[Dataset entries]

>> start

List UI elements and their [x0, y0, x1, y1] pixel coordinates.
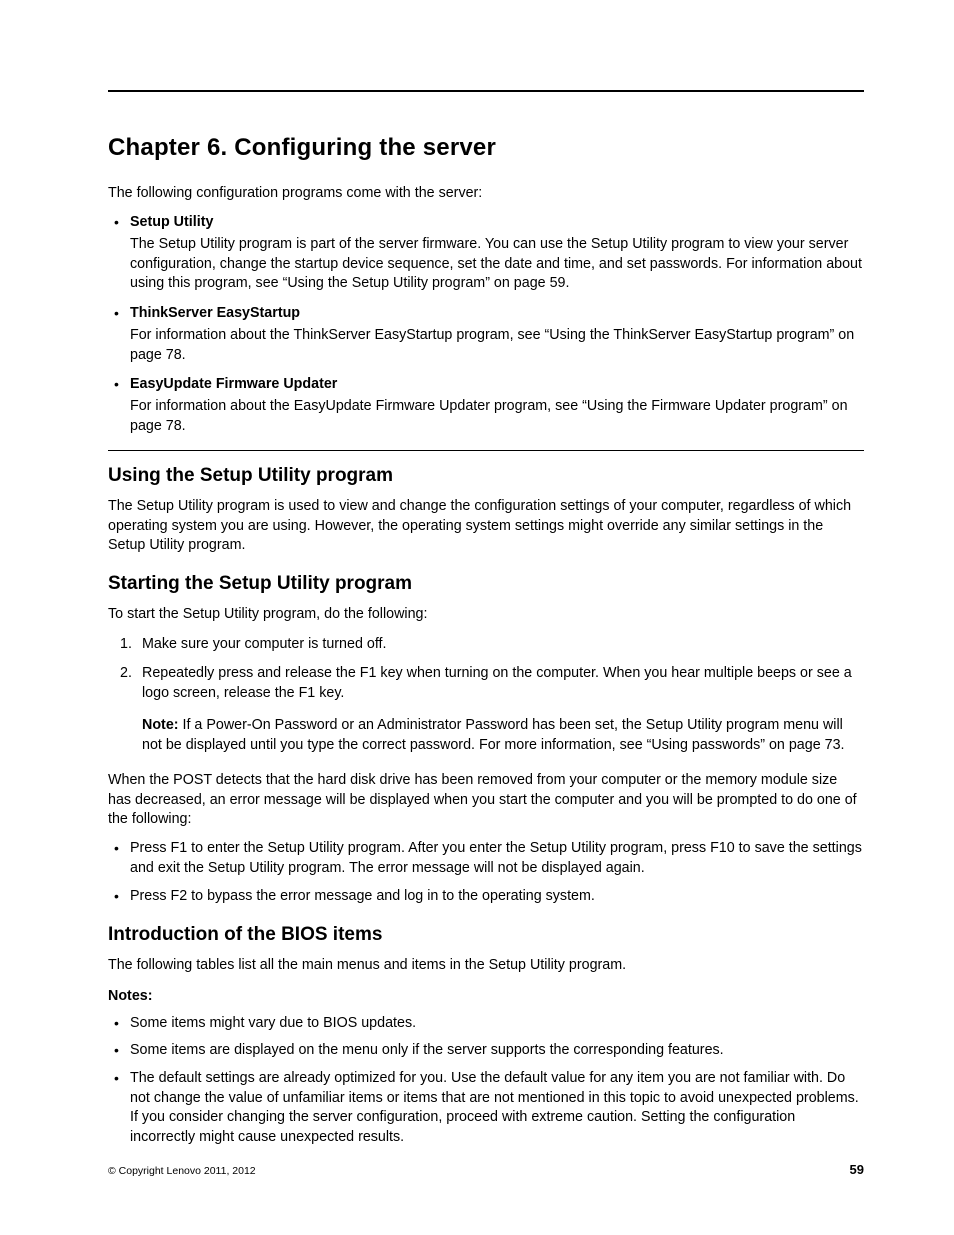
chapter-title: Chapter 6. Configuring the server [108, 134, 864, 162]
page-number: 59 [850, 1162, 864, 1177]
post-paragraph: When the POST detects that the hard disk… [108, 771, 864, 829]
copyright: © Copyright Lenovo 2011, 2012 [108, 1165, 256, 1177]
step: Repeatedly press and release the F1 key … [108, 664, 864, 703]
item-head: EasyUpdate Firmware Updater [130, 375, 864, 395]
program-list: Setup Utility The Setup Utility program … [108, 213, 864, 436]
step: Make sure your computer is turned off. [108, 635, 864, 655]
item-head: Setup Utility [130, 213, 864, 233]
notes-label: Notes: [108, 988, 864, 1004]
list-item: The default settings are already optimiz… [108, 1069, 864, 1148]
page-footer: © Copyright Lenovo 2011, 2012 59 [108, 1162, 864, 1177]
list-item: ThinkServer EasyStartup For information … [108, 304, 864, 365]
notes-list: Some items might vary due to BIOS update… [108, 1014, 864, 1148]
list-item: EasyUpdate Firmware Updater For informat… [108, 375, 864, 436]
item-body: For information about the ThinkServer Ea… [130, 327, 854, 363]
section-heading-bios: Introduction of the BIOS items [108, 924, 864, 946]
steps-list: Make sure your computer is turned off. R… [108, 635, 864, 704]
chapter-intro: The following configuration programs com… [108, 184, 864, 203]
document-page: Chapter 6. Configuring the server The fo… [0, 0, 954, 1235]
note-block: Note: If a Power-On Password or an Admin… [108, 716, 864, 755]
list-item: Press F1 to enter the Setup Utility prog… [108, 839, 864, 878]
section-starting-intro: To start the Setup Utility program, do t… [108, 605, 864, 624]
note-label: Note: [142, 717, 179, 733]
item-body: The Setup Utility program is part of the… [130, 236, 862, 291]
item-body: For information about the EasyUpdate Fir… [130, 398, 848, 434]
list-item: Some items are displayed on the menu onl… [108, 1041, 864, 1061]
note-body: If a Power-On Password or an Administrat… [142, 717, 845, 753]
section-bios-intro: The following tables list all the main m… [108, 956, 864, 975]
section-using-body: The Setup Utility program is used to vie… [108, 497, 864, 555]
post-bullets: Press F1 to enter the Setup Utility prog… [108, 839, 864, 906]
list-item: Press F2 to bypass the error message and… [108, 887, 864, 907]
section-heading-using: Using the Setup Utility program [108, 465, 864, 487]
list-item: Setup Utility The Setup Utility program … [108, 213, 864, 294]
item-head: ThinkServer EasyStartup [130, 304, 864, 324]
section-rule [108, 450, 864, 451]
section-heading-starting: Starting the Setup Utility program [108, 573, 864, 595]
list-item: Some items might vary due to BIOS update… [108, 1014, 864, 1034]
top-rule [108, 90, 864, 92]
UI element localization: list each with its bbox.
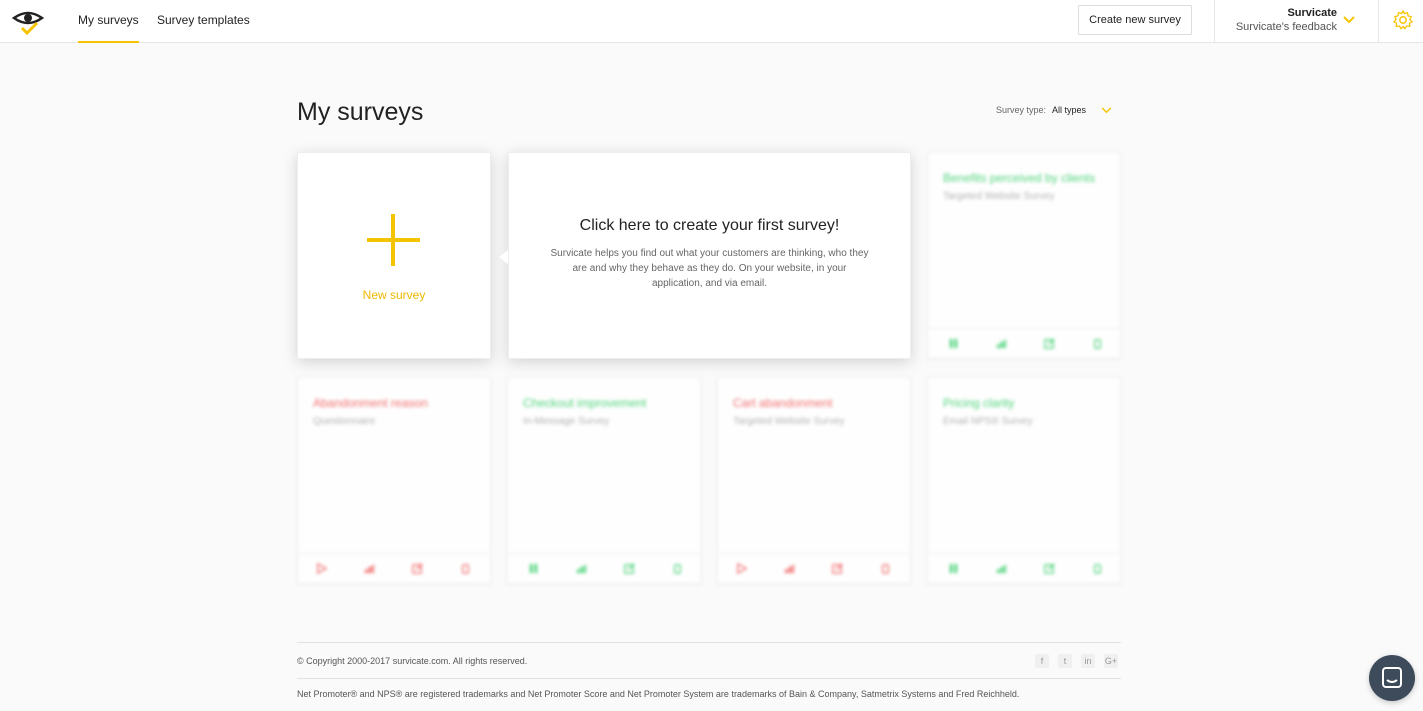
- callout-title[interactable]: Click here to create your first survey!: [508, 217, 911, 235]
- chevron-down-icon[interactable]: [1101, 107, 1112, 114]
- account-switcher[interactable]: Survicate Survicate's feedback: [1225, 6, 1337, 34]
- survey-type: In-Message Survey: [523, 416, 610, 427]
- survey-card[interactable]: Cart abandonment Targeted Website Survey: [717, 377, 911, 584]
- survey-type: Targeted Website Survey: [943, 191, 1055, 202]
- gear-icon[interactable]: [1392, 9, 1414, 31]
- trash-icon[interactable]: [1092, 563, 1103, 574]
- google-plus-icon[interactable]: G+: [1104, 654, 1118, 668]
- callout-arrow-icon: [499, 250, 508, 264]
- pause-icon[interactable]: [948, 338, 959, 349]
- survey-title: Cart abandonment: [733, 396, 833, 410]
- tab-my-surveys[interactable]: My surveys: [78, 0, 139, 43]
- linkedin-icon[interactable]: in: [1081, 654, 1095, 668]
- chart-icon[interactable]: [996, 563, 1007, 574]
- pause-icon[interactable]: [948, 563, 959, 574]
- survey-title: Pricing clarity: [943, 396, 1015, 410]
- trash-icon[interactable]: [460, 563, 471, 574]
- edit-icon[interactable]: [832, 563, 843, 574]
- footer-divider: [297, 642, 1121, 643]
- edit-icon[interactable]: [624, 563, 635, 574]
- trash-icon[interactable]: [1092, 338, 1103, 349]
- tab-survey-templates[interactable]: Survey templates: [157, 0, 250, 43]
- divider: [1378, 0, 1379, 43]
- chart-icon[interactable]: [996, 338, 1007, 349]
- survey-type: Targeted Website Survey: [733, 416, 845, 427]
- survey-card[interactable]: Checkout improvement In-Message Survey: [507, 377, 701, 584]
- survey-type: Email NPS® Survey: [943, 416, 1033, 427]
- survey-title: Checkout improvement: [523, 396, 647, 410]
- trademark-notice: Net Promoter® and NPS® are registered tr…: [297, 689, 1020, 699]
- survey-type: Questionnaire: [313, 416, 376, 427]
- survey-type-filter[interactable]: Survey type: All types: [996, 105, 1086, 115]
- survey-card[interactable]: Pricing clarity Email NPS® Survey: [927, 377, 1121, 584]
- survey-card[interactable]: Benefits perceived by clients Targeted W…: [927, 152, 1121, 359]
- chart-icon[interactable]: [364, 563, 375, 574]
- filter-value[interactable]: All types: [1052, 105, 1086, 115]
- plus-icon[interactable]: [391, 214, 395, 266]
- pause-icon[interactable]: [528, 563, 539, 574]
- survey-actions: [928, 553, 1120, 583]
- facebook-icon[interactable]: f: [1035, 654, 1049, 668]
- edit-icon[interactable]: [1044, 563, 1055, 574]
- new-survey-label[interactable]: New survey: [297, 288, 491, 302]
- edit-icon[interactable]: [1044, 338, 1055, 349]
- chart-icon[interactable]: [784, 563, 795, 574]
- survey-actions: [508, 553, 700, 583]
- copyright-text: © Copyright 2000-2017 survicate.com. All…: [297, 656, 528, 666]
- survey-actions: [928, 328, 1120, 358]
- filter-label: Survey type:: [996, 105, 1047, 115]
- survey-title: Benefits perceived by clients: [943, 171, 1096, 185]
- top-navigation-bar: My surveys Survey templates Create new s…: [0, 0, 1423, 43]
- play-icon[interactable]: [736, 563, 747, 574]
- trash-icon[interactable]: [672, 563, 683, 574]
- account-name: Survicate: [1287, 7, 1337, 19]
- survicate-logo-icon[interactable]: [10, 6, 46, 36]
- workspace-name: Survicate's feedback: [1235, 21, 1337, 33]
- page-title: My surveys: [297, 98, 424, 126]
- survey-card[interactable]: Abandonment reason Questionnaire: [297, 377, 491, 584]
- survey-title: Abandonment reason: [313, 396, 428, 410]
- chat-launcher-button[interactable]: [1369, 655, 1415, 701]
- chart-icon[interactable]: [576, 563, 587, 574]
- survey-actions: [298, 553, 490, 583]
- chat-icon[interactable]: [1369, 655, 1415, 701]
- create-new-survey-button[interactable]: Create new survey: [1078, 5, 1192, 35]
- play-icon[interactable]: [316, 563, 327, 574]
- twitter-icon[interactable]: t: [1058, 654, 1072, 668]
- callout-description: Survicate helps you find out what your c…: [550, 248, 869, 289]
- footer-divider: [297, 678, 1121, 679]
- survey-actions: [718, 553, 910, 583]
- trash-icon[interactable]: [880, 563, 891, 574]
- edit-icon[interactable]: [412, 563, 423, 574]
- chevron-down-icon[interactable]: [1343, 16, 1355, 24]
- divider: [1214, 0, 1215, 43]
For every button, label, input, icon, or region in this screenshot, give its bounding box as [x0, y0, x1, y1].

>> end

What you will do: Reproduce the lines above verbatim, without the pictures.

Worked solution:
List UI elements and their [x0, y0, x1, y1] pixel coordinates.
chapter-title: Chapter 6. Configuring the server [108, 134, 864, 162]
page-number: 59 [850, 1162, 864, 1177]
post-paragraph: When the POST detects that the hard disk… [108, 771, 864, 829]
copyright: © Copyright Lenovo 2011, 2012 [108, 1165, 256, 1177]
step: Repeatedly press and release the F1 key … [108, 664, 864, 703]
item-head: EasyUpdate Firmware Updater [130, 375, 864, 395]
program-list: Setup Utility The Setup Utility program … [108, 213, 864, 436]
step: Make sure your computer is turned off. [108, 635, 864, 655]
item-head: Setup Utility [130, 213, 864, 233]
notes-label: Notes: [108, 988, 864, 1004]
list-item: The default settings are already optimiz… [108, 1069, 864, 1148]
page-footer: © Copyright Lenovo 2011, 2012 59 [108, 1162, 864, 1177]
list-item: ThinkServer EasyStartup For information … [108, 304, 864, 365]
notes-list: Some items might vary due to BIOS update… [108, 1014, 864, 1148]
list-item: EasyUpdate Firmware Updater For informat… [108, 375, 864, 436]
item-body: For information about the ThinkServer Ea… [130, 327, 854, 363]
section-heading-bios: Introduction of the BIOS items [108, 924, 864, 946]
steps-list: Make sure your computer is turned off. R… [108, 635, 864, 704]
chapter-intro: The following configuration programs com… [108, 184, 864, 203]
document-page: Chapter 6. Configuring the server The fo… [0, 0, 954, 1235]
note-block: Note: If a Power-On Password or an Admin… [108, 716, 864, 755]
list-item: Press F1 to enter the Setup Utility prog… [108, 839, 864, 878]
section-starting-intro: To start the Setup Utility program, do t… [108, 605, 864, 624]
note-label: Note: [142, 717, 179, 733]
item-body: The Setup Utility program is part of the… [130, 236, 862, 291]
item-body: For information about the EasyUpdate Fir… [130, 398, 848, 434]
list-item: Some items are displayed on the menu onl… [108, 1041, 864, 1061]
note-body: If a Power-On Password or an Administrat… [142, 717, 845, 753]
section-bios-intro: The following tables list all the main m… [108, 956, 864, 975]
section-using-body: The Setup Utility program is used to vie… [108, 497, 864, 555]
post-bullets: Press F1 to enter the Setup Utility prog… [108, 839, 864, 906]
list-item: Press F2 to bypass the error message and… [108, 887, 864, 907]
section-heading-using: Using the Setup Utility program [108, 465, 864, 487]
list-item: Setup Utility The Setup Utility program … [108, 213, 864, 294]
item-head: ThinkServer EasyStartup [130, 304, 864, 324]
section-rule [108, 450, 864, 451]
section-heading-starting: Starting the Setup Utility program [108, 573, 864, 595]
list-item: Some items might vary due to BIOS update… [108, 1014, 864, 1034]
top-rule [108, 90, 864, 92]
UI element localization: list each with its bbox.
- callout-title[interactable]: Click here to create your first survey!: [508, 217, 911, 235]
- chevron-down-icon[interactable]: [1101, 107, 1112, 114]
- account-switcher[interactable]: Survicate Survicate's feedback: [1225, 6, 1337, 34]
- survey-type: In-Message Survey: [523, 416, 610, 427]
- survey-card[interactable]: Cart abandonment Targeted Website Survey: [717, 377, 911, 584]
- survey-type: Targeted Website Survey: [943, 191, 1055, 202]
- gear-icon[interactable]: [1392, 9, 1414, 31]
- trash-icon[interactable]: [1092, 563, 1103, 574]
- google-plus-icon[interactable]: G+: [1104, 654, 1118, 668]
- callout-arrow-icon: [499, 250, 508, 264]
- pause-icon[interactable]: [948, 338, 959, 349]
- survey-title: Cart abandonment: [733, 396, 833, 410]
- tab-my-surveys[interactable]: My surveys: [78, 0, 139, 43]
- linkedin-icon[interactable]: in: [1081, 654, 1095, 668]
- chart-icon[interactable]: [996, 563, 1007, 574]
- pause-icon[interactable]: [948, 563, 959, 574]
- survey-title: Pricing clarity: [943, 396, 1015, 410]
- trash-icon[interactable]: [460, 563, 471, 574]
- edit-icon[interactable]: [832, 563, 843, 574]
- footer-divider: [297, 642, 1121, 643]
- edit-icon[interactable]: [624, 563, 635, 574]
- trash-icon[interactable]: [1092, 338, 1103, 349]
- tab-survey-templates[interactable]: Survey templates: [157, 0, 250, 43]
- divider: [1378, 0, 1379, 43]
- chart-icon[interactable]: [996, 338, 1007, 349]
- survey-type: Targeted Website Survey: [733, 416, 845, 427]
- survey-card[interactable]: Checkout improvement In-Message Survey: [507, 377, 701, 584]
- survey-type: Email NPS® Survey: [943, 416, 1033, 427]
- survey-title: Checkout improvement: [523, 396, 647, 410]
- trademark-notice: Net Promoter® and NPS® are registered tr…: [297, 689, 1020, 699]
- survey-type: Questionnaire: [313, 416, 376, 427]
- survey-type-filter[interactable]: Survey type: All types: [996, 105, 1086, 115]
- survey-card[interactable]: Pricing clarity Email NPS® Survey: [927, 377, 1121, 584]
- survey-card[interactable]: Benefits perceived by clients Targeted W…: [927, 152, 1121, 359]
- chart-icon[interactable]: [364, 563, 375, 574]
- filter-value[interactable]: All types: [1052, 105, 1086, 115]
- plus-icon[interactable]: [391, 214, 395, 266]
- pause-icon[interactable]: [528, 563, 539, 574]
- survey-actions: [928, 553, 1120, 583]
- facebook-icon[interactable]: f: [1035, 654, 1049, 668]
- edit-icon[interactable]: [1044, 563, 1055, 574]
- new-survey-label[interactable]: New survey: [297, 288, 491, 302]
- edit-icon[interactable]: [1044, 338, 1055, 349]
- chart-icon[interactable]: [784, 563, 795, 574]
- survey-actions: [508, 553, 700, 583]
- copyright-text: © Copyright 2000-2017 survicate.com. All…: [297, 656, 528, 666]
- survey-actions: [928, 328, 1120, 358]
- filter-label: Survey type:: [996, 105, 1047, 115]
- survey-title: Benefits perceived by clients: [943, 171, 1096, 185]
- top-navigation-bar: My surveys Survey templates Create new s…: [0, 0, 1423, 43]
- play-icon[interactable]: [736, 563, 747, 574]
- trash-icon[interactable]: [672, 563, 683, 574]
- account-name: Survicate: [1287, 7, 1337, 19]
- survicate-logo-icon[interactable]: [10, 6, 46, 36]
- workspace-name: Survicate's feedback: [1235, 21, 1337, 33]
- page-title: My surveys: [297, 98, 424, 126]
- survey-card[interactable]: Abandonment reason Questionnaire: [297, 377, 491, 584]
- survey-title: Abandonment reason: [313, 396, 428, 410]
- chat-launcher-button[interactable]: [1369, 655, 1415, 701]
- chart-icon[interactable]: [576, 563, 587, 574]
- survey-actions: [298, 553, 490, 583]
- chat-icon[interactable]: [1369, 655, 1415, 701]
- create-new-survey-button[interactable]: Create new survey: [1078, 5, 1192, 35]
- play-icon[interactable]: [316, 563, 327, 574]
- twitter-icon[interactable]: t: [1058, 654, 1072, 668]
- callout-description: Survicate helps you find out what your c…: [550, 248, 869, 289]
- footer-divider: [297, 678, 1121, 679]
- survey-actions: [718, 553, 910, 583]
- trash-icon[interactable]: [880, 563, 891, 574]
- edit-icon[interactable]: [412, 563, 423, 574]
- chevron-down-icon[interactable]: [1343, 16, 1355, 24]
- divider: [1214, 0, 1215, 43]
For every button, label, input, icon, or region in this screenshot, give its bounding box as [x0, y0, x1, y1].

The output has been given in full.